PROBLEM TO SOLVE.
Filter the records below and copy every line containing the word "Trend".

DATASET EXTRACT.

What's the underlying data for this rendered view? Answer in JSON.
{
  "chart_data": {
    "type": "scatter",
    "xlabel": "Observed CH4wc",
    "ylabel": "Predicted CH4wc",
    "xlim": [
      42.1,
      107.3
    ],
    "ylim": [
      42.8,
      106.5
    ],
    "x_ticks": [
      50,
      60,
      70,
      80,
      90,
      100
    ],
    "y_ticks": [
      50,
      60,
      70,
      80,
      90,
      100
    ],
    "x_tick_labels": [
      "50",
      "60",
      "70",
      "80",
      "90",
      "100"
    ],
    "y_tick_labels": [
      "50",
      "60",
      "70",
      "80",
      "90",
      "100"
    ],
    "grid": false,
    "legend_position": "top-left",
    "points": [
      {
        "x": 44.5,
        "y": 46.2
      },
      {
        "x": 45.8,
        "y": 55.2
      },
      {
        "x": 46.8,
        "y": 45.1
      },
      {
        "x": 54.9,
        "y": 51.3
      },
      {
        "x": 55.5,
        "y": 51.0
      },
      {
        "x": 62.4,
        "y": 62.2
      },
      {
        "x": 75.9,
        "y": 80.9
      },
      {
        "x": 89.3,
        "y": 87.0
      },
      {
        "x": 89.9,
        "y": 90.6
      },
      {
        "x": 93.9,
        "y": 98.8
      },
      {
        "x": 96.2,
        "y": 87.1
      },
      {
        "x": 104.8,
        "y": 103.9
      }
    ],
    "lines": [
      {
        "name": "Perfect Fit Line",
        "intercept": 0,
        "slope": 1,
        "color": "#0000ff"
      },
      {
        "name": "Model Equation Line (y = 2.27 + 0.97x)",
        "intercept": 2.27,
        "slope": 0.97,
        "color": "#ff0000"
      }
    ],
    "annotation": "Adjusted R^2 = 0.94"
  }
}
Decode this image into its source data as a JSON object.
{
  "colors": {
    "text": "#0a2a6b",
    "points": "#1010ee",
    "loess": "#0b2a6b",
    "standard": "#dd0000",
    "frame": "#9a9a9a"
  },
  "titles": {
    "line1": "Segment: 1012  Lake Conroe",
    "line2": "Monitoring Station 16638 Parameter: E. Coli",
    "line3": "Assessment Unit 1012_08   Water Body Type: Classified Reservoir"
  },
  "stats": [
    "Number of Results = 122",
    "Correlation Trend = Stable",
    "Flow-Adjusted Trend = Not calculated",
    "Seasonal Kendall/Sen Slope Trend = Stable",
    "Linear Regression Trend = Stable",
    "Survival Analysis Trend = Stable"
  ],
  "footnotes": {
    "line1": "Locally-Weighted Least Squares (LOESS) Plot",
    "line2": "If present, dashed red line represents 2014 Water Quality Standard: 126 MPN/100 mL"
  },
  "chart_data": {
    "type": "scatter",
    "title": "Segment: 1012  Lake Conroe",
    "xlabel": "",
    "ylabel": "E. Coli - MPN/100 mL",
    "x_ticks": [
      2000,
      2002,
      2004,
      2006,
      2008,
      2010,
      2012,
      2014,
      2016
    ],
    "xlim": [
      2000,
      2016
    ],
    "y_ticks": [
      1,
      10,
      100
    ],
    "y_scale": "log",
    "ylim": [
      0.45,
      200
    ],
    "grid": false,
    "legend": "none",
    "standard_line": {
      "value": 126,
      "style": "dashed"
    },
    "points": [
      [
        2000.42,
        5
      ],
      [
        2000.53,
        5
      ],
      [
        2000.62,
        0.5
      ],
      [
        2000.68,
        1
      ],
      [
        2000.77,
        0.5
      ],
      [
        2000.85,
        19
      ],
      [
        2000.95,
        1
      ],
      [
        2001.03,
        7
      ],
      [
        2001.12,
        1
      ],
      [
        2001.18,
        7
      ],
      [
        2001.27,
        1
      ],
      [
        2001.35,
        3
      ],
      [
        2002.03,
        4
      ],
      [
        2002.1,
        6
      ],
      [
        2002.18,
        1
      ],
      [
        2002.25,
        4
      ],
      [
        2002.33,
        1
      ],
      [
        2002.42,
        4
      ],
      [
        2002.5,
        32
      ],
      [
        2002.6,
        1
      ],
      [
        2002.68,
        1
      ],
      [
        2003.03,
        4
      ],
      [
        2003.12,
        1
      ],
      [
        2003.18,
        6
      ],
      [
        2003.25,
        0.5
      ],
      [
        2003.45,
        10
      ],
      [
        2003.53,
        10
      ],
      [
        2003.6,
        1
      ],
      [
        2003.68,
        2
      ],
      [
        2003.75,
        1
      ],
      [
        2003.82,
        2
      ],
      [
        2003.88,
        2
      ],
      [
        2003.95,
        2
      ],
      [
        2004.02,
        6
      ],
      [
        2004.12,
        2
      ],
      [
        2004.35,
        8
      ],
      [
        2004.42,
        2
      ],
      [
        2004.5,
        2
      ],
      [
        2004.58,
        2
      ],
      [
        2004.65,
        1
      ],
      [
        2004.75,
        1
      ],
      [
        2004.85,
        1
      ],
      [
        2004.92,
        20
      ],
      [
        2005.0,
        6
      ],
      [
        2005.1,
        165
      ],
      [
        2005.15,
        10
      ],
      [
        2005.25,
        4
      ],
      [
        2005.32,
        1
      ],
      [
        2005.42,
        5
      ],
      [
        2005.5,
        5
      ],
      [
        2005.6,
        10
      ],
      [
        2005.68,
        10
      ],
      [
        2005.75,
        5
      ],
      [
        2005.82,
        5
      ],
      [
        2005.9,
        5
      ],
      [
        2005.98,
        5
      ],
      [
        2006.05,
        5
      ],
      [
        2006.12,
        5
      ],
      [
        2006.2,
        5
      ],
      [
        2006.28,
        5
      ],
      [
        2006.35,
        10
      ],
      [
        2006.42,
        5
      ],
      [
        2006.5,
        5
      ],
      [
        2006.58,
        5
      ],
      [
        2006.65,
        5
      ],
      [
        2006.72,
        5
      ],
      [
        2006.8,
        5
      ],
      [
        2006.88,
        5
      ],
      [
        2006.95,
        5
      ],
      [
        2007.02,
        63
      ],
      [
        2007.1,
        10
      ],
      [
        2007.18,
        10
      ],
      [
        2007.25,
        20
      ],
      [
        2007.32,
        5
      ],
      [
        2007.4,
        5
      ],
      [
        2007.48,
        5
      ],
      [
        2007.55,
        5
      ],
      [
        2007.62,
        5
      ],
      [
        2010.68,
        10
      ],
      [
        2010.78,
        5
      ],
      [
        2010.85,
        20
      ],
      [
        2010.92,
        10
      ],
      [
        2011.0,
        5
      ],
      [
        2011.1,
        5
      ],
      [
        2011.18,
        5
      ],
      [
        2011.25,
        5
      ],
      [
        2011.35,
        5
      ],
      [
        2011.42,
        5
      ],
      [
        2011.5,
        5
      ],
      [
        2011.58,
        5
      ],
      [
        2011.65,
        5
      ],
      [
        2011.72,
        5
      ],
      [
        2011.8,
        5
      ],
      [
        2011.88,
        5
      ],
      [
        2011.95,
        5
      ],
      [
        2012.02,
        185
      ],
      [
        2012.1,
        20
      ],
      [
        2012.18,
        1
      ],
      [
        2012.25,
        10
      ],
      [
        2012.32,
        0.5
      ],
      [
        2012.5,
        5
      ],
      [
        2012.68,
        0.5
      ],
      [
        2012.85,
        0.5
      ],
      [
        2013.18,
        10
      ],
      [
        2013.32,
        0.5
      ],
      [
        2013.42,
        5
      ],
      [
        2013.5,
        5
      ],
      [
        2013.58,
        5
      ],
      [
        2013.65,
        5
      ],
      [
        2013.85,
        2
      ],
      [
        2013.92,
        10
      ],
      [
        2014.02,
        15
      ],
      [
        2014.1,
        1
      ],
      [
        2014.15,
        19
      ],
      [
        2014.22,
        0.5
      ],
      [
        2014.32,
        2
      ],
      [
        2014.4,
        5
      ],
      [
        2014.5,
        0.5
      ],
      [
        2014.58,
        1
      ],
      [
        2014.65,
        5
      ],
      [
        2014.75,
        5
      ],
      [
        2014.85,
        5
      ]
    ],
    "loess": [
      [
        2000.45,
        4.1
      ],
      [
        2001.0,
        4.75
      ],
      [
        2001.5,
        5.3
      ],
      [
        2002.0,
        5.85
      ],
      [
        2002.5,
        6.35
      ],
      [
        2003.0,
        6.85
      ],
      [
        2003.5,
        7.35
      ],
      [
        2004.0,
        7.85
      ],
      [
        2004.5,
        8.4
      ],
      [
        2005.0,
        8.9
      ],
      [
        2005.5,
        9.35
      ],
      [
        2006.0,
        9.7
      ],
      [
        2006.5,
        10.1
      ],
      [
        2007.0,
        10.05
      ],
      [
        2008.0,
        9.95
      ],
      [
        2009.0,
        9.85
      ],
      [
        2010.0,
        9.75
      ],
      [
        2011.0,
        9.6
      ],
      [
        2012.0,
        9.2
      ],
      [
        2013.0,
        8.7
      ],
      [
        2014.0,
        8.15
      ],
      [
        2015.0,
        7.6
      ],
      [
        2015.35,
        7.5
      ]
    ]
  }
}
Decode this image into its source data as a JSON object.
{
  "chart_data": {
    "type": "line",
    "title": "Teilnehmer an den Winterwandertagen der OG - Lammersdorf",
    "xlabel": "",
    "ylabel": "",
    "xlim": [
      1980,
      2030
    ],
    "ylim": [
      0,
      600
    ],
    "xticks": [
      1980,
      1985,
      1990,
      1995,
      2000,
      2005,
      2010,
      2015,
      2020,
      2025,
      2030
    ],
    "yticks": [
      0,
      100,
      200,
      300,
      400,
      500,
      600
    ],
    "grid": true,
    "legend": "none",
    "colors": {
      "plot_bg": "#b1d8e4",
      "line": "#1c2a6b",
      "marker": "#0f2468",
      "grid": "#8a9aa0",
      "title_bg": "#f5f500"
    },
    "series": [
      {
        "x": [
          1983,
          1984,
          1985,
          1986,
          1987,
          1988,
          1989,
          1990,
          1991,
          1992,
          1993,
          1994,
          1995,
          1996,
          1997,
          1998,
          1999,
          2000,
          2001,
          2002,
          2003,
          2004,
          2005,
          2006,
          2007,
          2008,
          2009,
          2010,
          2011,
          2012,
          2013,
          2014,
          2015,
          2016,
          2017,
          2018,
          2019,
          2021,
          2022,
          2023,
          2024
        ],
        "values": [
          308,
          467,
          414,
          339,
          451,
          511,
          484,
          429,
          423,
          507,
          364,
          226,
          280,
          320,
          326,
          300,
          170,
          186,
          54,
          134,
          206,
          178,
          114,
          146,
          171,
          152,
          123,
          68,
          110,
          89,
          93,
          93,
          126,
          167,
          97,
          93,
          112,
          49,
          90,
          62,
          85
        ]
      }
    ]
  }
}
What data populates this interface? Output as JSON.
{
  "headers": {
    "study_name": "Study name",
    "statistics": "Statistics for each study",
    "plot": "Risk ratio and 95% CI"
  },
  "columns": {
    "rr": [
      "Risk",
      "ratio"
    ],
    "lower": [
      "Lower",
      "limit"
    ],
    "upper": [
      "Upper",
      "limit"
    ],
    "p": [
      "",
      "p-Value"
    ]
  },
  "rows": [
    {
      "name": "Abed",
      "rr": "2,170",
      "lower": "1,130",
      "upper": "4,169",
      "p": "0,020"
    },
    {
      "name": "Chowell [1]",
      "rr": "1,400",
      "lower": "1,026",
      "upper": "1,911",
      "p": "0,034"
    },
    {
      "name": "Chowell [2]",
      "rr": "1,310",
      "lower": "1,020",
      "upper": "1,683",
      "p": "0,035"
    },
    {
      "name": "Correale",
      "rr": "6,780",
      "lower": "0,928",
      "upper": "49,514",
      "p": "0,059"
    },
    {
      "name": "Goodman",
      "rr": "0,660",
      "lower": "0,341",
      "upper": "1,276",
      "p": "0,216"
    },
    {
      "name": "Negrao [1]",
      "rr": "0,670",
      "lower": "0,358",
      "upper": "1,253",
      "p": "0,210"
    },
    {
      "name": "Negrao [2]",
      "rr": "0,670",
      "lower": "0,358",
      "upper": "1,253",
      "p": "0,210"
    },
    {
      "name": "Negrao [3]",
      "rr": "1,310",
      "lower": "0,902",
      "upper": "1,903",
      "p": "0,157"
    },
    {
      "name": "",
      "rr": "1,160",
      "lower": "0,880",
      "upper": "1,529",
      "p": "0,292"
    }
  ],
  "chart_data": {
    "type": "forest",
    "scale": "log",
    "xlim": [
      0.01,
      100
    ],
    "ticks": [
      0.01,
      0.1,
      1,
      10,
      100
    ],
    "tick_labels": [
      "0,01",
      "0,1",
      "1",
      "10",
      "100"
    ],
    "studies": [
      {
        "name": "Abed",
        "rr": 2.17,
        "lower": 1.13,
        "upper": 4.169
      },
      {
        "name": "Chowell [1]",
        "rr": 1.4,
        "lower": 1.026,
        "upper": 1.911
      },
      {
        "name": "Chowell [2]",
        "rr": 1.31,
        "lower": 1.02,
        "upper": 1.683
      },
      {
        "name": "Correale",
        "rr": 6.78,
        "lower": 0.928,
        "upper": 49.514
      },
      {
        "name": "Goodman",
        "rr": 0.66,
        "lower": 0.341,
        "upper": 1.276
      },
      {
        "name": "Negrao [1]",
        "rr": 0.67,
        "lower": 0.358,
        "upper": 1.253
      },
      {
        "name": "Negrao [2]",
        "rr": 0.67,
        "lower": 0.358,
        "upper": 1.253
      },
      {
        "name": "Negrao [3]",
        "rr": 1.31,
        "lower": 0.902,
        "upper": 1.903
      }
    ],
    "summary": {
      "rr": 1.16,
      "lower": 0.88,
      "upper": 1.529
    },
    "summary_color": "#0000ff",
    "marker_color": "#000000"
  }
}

FINISHED EXERCISE.
    "Correlation Trend = Stable",
    "Flow-Adjusted Trend = Not calculated",
    "Seasonal Kendall/Sen Slope Trend = Stable",
    "Linear Regression Trend = Stable",
    "Survival Analysis Trend = Stable"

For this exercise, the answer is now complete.